[Dataset items]

════════════════════

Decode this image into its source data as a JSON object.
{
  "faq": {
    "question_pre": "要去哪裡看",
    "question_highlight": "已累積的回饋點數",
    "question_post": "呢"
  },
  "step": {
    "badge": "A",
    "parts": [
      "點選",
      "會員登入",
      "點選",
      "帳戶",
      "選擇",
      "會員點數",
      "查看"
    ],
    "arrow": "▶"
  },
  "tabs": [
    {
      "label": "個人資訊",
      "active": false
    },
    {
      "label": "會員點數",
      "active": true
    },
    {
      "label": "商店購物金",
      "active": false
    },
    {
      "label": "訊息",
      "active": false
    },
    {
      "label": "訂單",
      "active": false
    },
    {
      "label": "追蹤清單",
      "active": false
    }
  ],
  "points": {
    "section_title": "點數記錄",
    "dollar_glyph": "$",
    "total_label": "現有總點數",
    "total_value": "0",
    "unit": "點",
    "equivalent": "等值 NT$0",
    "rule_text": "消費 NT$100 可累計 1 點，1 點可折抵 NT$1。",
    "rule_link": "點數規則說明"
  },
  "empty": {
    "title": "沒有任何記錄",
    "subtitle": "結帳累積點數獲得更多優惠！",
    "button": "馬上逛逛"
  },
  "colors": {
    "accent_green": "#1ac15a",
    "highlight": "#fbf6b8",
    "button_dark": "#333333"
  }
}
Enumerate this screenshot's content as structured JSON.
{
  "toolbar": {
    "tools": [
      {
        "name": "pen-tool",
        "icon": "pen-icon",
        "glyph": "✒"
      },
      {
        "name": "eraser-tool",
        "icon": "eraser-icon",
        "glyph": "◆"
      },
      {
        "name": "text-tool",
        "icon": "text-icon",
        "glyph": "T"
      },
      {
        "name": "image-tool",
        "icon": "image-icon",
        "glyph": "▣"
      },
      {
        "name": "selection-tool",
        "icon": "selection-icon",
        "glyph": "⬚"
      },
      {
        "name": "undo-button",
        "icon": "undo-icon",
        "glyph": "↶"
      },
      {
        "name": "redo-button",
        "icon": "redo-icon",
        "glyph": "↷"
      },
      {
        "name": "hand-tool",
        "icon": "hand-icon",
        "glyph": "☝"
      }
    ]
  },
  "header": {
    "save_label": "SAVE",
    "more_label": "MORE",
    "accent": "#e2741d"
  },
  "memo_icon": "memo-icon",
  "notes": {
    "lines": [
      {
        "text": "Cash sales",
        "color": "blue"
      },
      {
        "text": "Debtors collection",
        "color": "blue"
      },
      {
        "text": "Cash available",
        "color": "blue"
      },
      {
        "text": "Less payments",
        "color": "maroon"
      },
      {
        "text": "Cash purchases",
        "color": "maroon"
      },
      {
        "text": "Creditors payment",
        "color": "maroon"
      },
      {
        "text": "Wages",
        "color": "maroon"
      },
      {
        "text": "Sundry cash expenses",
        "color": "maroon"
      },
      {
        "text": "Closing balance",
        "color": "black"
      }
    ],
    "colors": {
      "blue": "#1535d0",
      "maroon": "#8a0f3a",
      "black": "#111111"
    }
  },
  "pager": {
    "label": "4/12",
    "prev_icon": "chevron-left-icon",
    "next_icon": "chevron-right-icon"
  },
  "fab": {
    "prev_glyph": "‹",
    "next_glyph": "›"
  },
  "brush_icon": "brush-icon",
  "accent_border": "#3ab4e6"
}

════════════════════

• _Problem statement_
Every line holding "JSON" should be copied out.

• _Reply_
Decode this image into its source data as a JSON object.
Enumerate this screenshot's content as structured JSON.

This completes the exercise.